AIM OF THE TASK: Retype all the records with nothing changed.

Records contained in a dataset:

■ ■ ■ ■ ■

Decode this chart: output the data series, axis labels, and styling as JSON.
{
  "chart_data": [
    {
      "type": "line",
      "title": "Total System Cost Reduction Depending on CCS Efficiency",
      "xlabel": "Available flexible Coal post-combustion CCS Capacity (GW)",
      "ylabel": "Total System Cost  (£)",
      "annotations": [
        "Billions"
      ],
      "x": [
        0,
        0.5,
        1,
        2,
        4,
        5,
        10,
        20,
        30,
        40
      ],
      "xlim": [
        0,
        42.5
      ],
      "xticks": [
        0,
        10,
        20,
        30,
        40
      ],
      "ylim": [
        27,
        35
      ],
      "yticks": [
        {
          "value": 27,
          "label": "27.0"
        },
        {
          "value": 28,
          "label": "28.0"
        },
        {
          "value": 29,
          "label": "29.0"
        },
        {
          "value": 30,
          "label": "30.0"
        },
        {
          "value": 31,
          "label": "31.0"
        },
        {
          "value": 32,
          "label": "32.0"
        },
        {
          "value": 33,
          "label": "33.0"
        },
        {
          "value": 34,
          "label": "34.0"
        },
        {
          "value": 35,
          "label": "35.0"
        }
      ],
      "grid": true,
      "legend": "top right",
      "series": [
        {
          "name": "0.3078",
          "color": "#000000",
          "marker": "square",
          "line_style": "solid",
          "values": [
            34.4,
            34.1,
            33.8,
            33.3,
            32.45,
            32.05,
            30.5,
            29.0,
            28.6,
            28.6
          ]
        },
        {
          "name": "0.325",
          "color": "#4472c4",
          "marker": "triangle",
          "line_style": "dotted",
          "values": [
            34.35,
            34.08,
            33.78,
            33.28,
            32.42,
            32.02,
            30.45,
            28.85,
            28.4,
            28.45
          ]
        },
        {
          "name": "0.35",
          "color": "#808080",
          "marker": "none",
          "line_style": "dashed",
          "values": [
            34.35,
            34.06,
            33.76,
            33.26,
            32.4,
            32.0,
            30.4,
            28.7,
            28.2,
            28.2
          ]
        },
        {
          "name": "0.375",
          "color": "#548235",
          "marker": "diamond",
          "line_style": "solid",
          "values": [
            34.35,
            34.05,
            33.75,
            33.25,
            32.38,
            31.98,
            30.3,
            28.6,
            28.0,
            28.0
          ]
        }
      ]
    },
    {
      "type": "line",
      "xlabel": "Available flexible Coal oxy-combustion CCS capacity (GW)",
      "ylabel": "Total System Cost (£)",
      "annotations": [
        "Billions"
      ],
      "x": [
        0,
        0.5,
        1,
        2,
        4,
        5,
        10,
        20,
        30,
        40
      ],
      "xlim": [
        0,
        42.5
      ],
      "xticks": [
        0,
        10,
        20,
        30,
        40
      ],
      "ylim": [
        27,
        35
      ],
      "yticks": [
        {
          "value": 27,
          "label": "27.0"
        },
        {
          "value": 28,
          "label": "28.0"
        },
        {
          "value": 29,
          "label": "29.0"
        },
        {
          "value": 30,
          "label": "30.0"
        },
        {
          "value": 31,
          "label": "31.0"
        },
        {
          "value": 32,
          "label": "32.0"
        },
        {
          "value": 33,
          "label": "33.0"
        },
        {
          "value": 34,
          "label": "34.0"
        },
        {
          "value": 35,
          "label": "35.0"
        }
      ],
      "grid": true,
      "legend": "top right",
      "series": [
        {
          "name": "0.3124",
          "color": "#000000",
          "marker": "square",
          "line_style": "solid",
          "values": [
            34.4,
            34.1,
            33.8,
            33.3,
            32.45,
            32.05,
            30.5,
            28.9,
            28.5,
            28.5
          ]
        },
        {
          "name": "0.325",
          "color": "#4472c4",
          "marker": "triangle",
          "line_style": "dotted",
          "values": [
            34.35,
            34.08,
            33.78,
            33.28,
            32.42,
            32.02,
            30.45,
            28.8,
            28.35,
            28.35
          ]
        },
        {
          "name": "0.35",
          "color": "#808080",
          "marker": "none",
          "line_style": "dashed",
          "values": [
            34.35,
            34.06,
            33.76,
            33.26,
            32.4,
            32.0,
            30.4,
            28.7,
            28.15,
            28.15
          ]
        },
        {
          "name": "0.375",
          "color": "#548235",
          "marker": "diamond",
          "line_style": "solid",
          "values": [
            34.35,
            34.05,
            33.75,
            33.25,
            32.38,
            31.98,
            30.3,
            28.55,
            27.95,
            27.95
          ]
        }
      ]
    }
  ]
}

■ ■ ■ ■ ■

WRITTEN SOLUTION:
Decode this chart: output the data series, axis labels, and styling as JSON.
{
  "chart_data": [
    {
      "type": "line",
      "title": "Total System Cost Reduction Depending on CCS Efficiency",
      "xlabel": "Available flexible Coal post-combustion CCS Capacity (GW)",
      "ylabel": "Total System Cost  (£)",
      "annotations": [
        "Billions"
      ],
      "x": [
        0,
        0.5,
        1,
        2,
        4,
        5,
        10,
        20,
        30,
        40
      ],
      "xlim": [
        0,
        42.5
      ],
      "xticks": [
        0,
        10,
        20,
        30,
        40
      ],
      "ylim": [
        27,
        35
      ],
      "yticks": [
        {
          "value": 27,
          "label": "27.0"
        },
        {
          "value": 28,
          "label": "28.0"
        },
        {
          "value": 29,
          "label": "29.0"
        },
        {
          "value": 30,
          "label": "30.0"
        },
        {
          "value": 31,
          "label": "31.0"
        },
        {
          "value": 32,
          "label": "32.0"
        },
        {
          "value": 33,
          "label": "33.0"
        },
        {
          "value": 34,
          "label": "34.0"
        },
        {
          "value": 35,
          "label": "35.0"
        }
      ],
      "grid": true,
      "legend": "top right",
      "series": [
        {
          "name": "0.3078",
          "color": "#000000",
          "marker": "square",
          "line_style": "solid",
          "values": [
            34.4,
            34.1,
            33.8,
            33.3,
            32.45,
            32.05,
            30.5,
            29.0,
            28.6,
            28.6
          ]
        },
        {
          "name": "0.325",
          "color": "#4472c4",
          "marker": "triangle",
          "line_style": "dotted",
          "values": [
            34.35,
            34.08,
            33.78,
            33.28,
            32.42,
            32.02,
            30.45,
            28.85,
            28.4,
            28.45
          ]
        },
        {
          "name": "0.35",
          "color": "#808080",
          "marker": "none",
          "line_style": "dashed",
          "values": [
            34.35,
            34.06,
            33.76,
            33.26,
            32.4,
            32.0,
            30.4,
            28.7,
            28.2,
            28.2
          ]
        },
        {
          "name": "0.375",
          "color": "#548235",
          "marker": "diamond",
          "line_style": "solid",
          "values": [
            34.35,
            34.05,
            33.75,
            33.25,
            32.38,
            31.98,
            30.3,
            28.6,
            28.0,
            28.0
          ]
        }
      ]
    },
    {
      "type": "line",
      "xlabel": "Available flexible Coal oxy-combustion CCS capacity (GW)",
      "ylabel": "Total System Cost (£)",
      "annotations": [
        "Billions"
      ],
      "x": [
        0,
        0.5,
        1,
        2,
        4,
        5,
        10,
        20,
        30,
        40
      ],
      "xlim": [
        0,
        42.5
      ],
      "xticks": [
        0,
        10,
        20,
        30,
        40
      ],
      "ylim": [
        27,
        35
      ],
      "yticks": [
        {
          "value": 27,
          "label": "27.0"
        },
        {
          "value": 28,
          "label": "28.0"
        },
        {
          "value": 29,
          "label": "29.0"
        },
        {
          "value": 30,
          "label": "30.0"
        },
        {
          "value": 31,
          "label": "31.0"
        },
        {
          "value": 32,
          "label": "32.0"
        },
        {
          "value": 33,
          "label": "33.0"
        },
        {
          "value": 34,
          "label": "34.0"
        },
        {
          "value": 35,
          "label": "35.0"
        }
      ],
      "grid": true,
      "legend": "top right",
      "series": [
        {
          "name": "0.3124",
          "color": "#000000",
          "marker": "square",
          "line_style": "solid",
          "values": [
            34.4,
            34.1,
            33.8,
            33.3,
            32.45,
            32.05,
            30.5,
            28.9,
            28.5,
            28.5
          ]
        },
        {
          "name": "0.325",
          "color": "#4472c4",
          "marker": "triangle",
          "line_style": "dotted",
          "values": [
            34.35,
            34.08,
            33.78,
            33.28,
            32.42,
            32.02,
            30.45,
            28.8,
            28.35,
            28.35
          ]
        },
        {
          "name": "0.35",
          "color": "#808080",
          "marker": "none",
          "line_style": "dashed",
          "values": [
            34.35,
            34.06,
            33.76,
            33.26,
            32.4,
            32.0,
            30.4,
            28.7,
            28.15,
            28.15
          ]
        },
        {
          "name": "0.375",
          "color": "#548235",
          "marker": "diamond",
          "line_style": "solid",
          "values": [
            34.35,
            34.05,
            33.75,
            33.25,
            32.38,
            31.98,
            30.3,
            28.55,
            27.95,
            27.95
          ]
        }
      ]
    }
  ]
}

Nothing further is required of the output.